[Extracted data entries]
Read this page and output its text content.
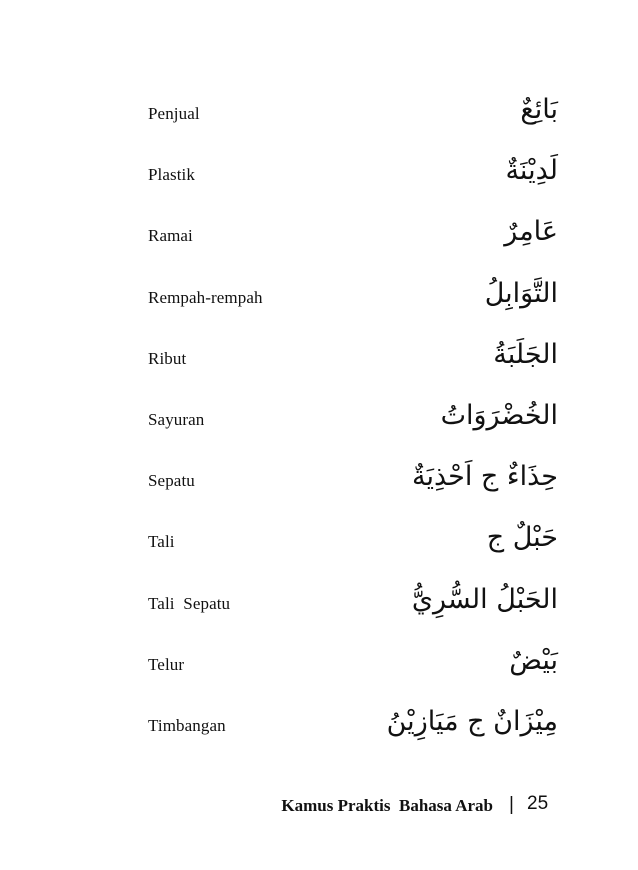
Penjual	بَائِعٌ
Plastik	لَدِيْنَةٌ
Ramai	عَامِرٌ
Rempah-rempah	التَّوَابِلُ
Ribut	الجَلَبَةُ
Sayuran	الخُضْرَوَاتُ
Sepatu	حِذَاءٌ ج اَحْذِيَةٌ
Tali	حَبْلٌ ج
Tali  Sepatu	الحَبْلُ السُّرِيُّ
Telur	بَيْضٌ
Timbangan	مِيْزَانٌ ج مَيَازِيْنُ
Kamus Praktis  Bahasa Arab | 25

To be done:
Filter the entries above down to the lines containing the word "Sepatu".

The result:
Sepatu	حِذَاءٌ ج اَحْذِيَةٌ
Tali  Sepatu	الحَبْلُ السُّرِيُّ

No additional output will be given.